AIM OF THE TASK
Copy each line in the data that includes the word "بادي".

GIVEN INFORMATION
::::::

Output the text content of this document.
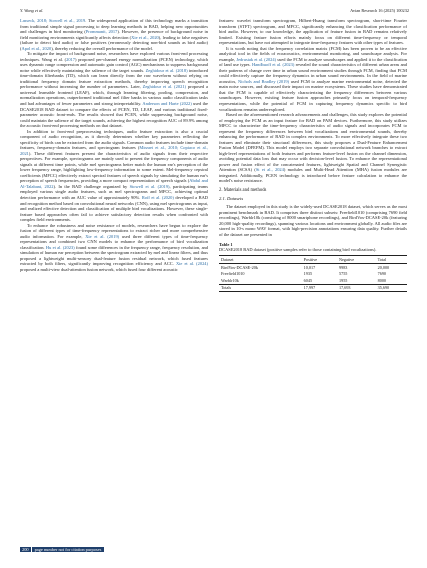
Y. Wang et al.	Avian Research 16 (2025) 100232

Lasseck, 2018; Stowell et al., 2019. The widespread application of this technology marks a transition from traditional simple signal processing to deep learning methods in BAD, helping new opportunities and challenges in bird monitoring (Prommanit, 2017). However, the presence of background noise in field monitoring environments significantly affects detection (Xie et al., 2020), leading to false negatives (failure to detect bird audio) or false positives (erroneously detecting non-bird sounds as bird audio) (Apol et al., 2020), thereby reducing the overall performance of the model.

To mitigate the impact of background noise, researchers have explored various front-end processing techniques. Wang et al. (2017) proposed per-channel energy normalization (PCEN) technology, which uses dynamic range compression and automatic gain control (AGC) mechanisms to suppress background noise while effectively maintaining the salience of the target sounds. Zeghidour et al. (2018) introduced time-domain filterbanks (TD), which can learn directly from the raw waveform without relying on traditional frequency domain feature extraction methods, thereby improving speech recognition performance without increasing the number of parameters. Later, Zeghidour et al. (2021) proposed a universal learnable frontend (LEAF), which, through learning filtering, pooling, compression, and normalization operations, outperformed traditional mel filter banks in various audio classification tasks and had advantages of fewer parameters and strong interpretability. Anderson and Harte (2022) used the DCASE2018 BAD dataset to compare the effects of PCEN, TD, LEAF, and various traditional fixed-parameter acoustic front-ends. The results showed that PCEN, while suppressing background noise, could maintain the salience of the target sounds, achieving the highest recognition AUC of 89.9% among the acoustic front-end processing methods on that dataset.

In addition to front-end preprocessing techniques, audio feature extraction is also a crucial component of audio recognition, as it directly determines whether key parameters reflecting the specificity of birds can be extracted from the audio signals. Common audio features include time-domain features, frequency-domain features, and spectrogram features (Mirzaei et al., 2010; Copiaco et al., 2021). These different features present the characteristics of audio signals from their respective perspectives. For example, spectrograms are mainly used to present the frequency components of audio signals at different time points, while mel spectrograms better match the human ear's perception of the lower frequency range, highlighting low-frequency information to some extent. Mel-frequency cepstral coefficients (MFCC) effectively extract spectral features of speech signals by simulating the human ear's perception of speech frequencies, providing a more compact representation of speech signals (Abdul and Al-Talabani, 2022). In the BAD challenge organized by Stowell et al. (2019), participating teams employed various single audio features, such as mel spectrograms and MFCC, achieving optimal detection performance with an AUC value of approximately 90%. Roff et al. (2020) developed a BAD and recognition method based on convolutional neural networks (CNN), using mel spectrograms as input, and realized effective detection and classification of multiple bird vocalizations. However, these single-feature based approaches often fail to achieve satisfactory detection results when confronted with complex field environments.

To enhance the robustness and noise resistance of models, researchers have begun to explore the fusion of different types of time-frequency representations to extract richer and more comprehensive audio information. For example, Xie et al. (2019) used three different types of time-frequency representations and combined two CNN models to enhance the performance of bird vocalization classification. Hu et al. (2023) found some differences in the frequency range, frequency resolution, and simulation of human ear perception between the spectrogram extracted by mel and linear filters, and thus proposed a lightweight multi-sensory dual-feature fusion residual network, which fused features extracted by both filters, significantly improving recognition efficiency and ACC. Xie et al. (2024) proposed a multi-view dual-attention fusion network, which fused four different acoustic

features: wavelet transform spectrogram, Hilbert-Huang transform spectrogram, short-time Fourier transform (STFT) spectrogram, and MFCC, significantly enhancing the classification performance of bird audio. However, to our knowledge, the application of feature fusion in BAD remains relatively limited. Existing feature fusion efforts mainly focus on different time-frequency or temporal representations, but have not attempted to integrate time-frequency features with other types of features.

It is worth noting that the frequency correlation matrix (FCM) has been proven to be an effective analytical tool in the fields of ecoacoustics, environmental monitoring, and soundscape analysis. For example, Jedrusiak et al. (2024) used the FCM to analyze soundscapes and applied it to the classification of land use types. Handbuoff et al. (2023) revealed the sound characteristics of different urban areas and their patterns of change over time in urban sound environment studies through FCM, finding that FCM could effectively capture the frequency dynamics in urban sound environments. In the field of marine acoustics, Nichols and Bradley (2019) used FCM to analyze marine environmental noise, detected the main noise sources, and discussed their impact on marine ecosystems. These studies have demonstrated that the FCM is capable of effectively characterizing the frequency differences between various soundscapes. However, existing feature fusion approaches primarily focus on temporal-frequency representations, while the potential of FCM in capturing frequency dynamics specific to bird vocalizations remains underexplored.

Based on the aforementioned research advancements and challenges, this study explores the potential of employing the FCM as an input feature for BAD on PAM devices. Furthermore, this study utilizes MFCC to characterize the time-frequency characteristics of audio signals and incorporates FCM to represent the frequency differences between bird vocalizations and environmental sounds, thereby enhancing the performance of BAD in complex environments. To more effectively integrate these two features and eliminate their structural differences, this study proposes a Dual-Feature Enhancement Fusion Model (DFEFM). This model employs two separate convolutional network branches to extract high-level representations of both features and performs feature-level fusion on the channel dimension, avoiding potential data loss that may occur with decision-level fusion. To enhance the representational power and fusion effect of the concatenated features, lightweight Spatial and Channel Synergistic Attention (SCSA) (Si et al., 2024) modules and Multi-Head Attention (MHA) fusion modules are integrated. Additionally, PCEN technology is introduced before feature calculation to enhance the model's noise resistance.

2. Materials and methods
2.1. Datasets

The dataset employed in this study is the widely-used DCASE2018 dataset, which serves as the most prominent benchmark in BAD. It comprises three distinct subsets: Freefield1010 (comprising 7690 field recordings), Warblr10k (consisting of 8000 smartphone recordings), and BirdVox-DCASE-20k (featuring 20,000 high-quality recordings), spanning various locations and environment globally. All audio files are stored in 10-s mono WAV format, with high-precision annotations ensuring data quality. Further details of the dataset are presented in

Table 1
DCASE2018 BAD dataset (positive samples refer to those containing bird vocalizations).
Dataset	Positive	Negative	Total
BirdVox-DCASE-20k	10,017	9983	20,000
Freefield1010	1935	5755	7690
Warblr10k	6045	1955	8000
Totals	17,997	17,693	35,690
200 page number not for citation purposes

::::::

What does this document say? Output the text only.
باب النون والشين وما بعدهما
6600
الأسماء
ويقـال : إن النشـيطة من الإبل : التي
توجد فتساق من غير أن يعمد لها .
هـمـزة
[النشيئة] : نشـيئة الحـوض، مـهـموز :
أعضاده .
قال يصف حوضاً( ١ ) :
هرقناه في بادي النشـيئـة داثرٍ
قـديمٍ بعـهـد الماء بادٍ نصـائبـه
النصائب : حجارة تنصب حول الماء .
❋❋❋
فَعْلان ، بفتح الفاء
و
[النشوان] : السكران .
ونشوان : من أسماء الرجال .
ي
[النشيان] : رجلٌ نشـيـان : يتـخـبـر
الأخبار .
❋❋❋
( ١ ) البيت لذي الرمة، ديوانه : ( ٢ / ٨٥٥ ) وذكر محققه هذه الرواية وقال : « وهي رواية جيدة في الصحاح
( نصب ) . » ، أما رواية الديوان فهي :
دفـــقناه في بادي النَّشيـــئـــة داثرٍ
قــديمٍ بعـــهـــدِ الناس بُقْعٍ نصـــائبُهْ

::::::

WRITTEN ANSWER
هرقناه في بادي النشـيئـة داثرٍ
دفـــقناه في بادي النَّشيـــئـــة داثرٍ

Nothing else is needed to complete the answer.